Task goal -
Find the lines with the string "ffbbbb" and return them.

Provided information -
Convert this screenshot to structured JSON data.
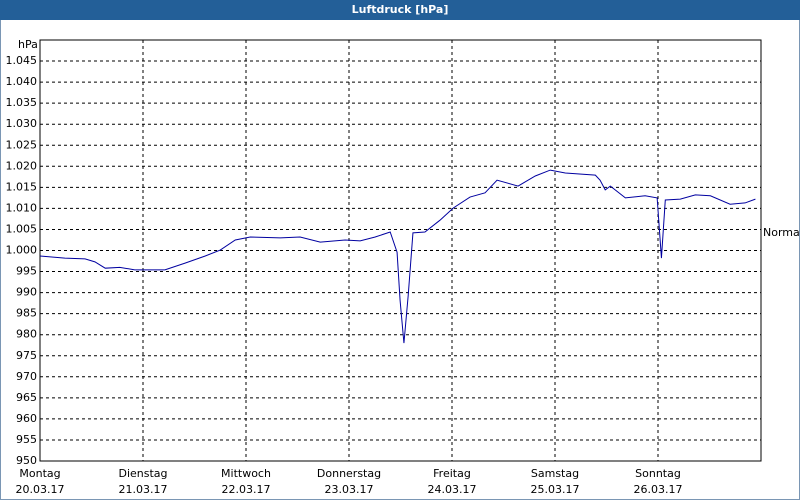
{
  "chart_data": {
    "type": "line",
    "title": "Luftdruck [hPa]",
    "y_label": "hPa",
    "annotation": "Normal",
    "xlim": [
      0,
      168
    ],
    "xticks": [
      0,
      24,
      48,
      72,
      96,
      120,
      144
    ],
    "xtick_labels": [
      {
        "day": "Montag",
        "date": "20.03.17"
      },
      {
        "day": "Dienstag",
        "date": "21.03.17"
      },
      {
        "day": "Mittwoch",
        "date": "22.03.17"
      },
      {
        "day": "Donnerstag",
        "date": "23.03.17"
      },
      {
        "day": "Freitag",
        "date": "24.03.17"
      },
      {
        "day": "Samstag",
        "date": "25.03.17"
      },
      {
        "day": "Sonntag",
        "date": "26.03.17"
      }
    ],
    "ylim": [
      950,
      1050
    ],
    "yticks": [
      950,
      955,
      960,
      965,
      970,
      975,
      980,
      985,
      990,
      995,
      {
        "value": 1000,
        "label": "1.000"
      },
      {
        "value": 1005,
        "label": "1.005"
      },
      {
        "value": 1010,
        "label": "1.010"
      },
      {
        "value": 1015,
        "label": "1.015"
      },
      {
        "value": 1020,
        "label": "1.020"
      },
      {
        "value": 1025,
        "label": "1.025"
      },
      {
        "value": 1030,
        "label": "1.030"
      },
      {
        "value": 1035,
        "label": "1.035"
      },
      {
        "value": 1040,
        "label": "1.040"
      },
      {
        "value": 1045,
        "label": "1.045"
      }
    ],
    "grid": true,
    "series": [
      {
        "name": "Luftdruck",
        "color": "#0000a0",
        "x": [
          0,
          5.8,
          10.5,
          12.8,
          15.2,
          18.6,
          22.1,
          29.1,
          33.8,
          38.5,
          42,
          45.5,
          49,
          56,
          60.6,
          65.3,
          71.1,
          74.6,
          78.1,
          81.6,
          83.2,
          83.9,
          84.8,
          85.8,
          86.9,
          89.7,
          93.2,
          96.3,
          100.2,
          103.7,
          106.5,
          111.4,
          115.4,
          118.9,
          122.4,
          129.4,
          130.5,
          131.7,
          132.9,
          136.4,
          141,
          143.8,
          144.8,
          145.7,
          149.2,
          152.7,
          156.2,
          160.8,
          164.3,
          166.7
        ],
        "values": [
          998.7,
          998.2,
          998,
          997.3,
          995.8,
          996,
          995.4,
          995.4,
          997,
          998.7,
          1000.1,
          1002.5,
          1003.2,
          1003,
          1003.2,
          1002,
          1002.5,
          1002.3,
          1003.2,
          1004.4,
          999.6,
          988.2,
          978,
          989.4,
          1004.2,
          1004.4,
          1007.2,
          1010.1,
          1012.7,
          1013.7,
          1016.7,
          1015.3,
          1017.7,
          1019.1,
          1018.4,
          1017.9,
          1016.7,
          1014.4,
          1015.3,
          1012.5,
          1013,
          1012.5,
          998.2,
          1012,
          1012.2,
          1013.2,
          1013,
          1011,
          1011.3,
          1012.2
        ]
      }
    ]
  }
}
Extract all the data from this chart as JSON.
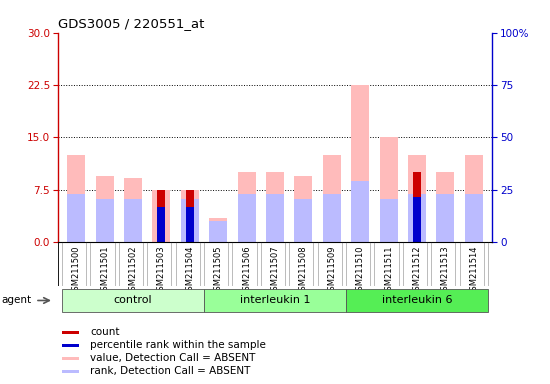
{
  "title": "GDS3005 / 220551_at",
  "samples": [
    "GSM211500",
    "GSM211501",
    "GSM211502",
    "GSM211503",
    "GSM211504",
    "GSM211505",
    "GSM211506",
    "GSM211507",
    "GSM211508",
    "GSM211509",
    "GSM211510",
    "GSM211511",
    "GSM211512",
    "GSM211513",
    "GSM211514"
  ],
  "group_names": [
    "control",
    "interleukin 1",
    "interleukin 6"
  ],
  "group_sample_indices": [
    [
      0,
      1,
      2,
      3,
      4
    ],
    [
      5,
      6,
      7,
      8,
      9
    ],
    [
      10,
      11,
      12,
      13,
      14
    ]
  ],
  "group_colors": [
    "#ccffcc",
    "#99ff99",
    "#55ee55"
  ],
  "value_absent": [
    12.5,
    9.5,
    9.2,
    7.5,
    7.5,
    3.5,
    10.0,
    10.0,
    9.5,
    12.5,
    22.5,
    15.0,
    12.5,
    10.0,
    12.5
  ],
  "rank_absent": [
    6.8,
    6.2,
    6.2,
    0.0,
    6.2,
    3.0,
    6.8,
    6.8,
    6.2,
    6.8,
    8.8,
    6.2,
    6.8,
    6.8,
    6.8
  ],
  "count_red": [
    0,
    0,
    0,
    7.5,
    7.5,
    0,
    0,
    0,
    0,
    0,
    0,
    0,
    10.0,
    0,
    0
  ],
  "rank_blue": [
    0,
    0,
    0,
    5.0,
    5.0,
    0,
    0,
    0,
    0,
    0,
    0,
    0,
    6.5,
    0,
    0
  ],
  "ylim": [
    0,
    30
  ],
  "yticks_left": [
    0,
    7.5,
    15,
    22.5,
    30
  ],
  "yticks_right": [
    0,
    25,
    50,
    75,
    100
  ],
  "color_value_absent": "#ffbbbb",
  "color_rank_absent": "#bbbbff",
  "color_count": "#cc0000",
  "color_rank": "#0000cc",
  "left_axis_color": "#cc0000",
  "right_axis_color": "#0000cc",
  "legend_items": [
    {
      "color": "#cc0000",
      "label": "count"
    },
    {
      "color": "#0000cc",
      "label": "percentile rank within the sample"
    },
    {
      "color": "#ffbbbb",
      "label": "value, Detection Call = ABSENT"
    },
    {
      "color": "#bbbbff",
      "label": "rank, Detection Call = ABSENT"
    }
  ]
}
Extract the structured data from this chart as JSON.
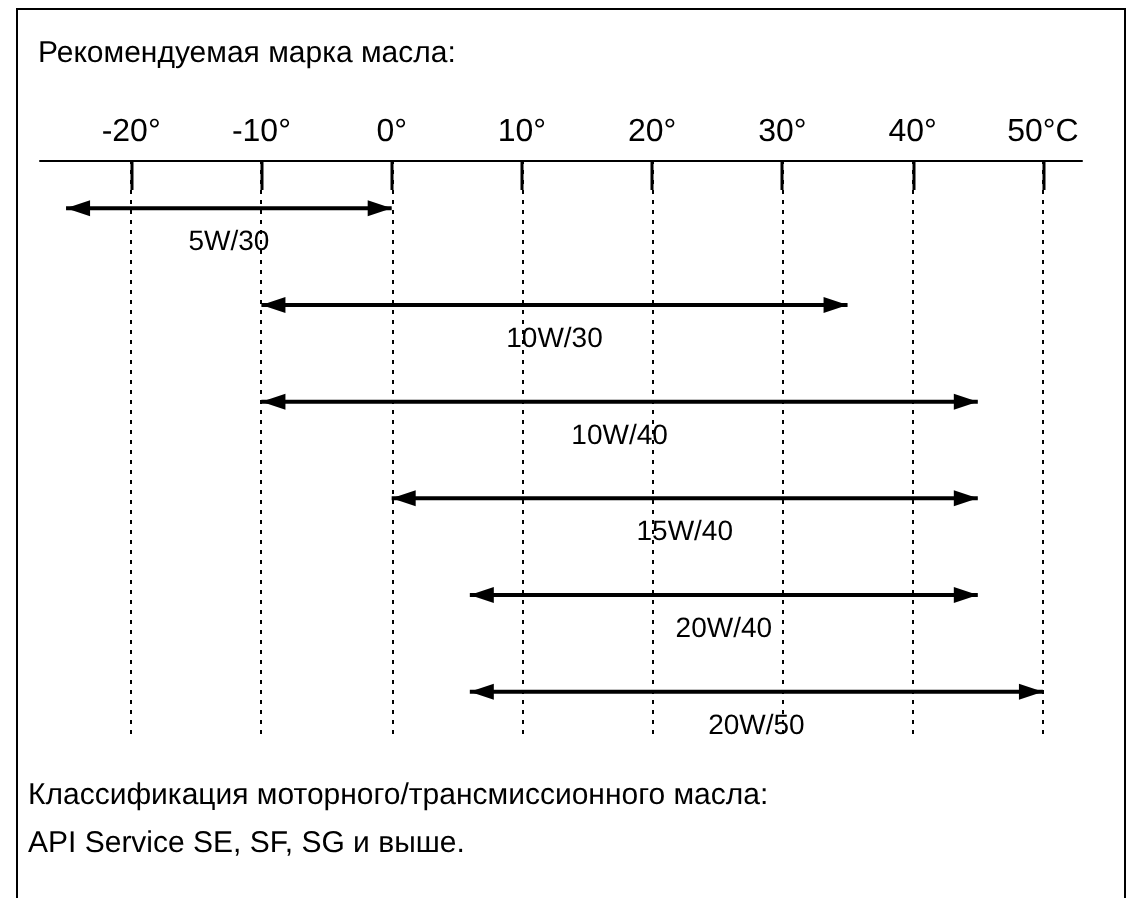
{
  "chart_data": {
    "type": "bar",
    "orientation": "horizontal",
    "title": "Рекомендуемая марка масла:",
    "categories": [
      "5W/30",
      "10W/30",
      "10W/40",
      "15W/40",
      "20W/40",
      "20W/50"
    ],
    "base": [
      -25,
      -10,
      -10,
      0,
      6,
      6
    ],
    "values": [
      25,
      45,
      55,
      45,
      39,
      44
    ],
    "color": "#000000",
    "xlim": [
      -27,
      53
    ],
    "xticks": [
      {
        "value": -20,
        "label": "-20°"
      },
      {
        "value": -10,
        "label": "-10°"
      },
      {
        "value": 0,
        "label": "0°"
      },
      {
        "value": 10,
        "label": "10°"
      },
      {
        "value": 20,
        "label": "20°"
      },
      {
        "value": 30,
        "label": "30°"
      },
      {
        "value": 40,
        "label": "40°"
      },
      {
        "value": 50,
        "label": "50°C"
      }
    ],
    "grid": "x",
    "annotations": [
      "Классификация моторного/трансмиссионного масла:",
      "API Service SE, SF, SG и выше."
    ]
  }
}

...

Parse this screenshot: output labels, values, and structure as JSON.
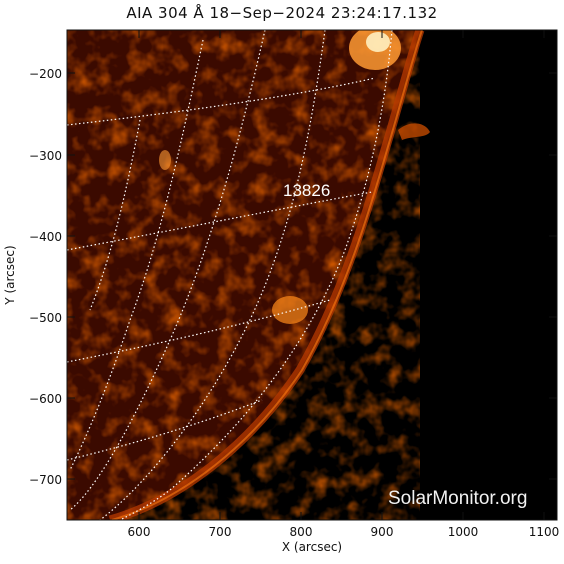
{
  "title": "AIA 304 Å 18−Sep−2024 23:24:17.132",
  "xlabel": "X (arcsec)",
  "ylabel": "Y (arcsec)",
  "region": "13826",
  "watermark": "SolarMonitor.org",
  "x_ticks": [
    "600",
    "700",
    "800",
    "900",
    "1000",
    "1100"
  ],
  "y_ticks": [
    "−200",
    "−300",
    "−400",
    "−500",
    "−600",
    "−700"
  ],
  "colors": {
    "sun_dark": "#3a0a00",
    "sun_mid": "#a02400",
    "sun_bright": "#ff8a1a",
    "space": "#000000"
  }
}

---

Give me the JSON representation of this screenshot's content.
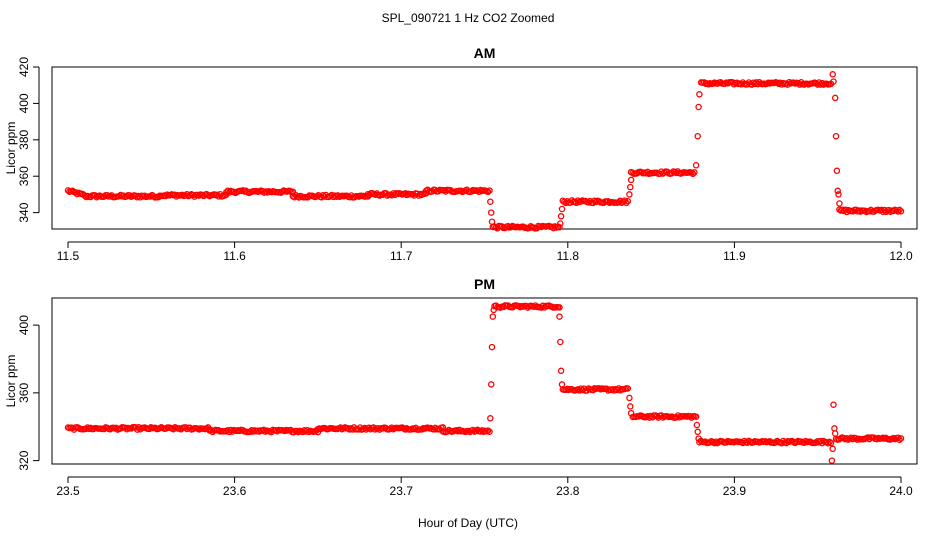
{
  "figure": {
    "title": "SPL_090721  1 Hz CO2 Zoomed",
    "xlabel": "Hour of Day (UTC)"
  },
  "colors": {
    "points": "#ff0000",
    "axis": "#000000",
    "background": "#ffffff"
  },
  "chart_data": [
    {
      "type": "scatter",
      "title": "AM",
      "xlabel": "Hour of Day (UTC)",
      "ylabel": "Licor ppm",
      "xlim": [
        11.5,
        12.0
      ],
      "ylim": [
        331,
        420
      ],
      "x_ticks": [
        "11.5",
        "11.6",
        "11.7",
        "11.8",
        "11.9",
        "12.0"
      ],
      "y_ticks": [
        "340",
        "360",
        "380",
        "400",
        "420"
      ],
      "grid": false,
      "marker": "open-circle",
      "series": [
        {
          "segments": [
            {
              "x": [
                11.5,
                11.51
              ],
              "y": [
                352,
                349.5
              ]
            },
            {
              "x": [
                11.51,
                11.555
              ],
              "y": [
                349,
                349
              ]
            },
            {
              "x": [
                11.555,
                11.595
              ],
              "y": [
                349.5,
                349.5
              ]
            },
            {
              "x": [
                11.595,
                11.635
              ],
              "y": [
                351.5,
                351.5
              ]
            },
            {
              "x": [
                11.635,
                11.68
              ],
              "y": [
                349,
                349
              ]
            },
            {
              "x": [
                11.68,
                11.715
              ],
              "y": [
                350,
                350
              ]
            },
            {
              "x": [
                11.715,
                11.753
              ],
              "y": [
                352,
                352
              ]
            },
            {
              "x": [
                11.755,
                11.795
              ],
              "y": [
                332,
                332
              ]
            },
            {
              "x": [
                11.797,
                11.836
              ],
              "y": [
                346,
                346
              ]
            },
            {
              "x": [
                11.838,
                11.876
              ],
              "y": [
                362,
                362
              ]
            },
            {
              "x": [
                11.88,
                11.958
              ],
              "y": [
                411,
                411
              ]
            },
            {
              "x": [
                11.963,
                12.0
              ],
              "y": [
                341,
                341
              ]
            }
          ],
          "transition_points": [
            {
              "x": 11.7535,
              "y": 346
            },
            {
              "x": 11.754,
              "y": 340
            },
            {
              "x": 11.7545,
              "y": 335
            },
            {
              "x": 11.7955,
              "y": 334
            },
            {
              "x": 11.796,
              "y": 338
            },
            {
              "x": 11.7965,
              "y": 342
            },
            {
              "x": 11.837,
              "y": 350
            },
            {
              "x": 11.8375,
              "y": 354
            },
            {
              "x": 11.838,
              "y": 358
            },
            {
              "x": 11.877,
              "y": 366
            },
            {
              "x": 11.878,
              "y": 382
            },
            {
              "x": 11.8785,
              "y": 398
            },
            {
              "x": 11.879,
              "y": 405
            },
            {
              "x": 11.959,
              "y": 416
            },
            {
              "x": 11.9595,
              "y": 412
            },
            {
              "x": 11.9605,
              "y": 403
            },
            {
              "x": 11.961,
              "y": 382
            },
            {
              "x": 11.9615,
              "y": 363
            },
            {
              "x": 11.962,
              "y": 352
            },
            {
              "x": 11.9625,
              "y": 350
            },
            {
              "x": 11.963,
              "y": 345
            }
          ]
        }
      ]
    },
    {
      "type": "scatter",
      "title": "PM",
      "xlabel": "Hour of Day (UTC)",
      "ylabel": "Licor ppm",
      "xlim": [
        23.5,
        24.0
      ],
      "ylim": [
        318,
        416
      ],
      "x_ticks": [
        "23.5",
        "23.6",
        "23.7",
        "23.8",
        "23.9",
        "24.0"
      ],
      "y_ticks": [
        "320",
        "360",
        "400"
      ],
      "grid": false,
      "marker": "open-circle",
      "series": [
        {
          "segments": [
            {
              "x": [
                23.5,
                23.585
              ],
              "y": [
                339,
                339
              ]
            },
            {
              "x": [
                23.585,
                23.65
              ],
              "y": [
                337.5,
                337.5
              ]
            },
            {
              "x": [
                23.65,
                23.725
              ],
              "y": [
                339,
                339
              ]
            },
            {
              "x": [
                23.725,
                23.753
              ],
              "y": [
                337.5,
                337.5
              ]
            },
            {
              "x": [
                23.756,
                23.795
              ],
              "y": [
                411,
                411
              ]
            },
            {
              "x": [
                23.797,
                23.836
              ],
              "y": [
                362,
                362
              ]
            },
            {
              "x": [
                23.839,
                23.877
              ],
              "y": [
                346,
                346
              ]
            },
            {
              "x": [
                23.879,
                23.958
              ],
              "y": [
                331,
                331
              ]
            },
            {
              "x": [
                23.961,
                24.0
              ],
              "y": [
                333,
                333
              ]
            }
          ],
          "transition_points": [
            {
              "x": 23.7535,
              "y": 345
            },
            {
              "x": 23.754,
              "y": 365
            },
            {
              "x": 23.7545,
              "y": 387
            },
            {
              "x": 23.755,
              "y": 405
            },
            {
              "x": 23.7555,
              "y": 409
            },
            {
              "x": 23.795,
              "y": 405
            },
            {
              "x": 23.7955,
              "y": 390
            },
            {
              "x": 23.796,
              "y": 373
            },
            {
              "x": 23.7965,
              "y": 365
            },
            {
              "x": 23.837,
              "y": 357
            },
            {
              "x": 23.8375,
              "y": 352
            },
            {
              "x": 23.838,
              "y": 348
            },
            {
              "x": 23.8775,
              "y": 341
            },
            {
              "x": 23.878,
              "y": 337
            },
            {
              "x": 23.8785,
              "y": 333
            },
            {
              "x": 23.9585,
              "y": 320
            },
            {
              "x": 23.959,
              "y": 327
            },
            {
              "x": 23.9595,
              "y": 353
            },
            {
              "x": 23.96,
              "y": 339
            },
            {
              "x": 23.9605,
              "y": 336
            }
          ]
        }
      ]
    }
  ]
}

Complete output -
  "color_value_absent": "#ffbbbb",
      "color": "#ffbbbb",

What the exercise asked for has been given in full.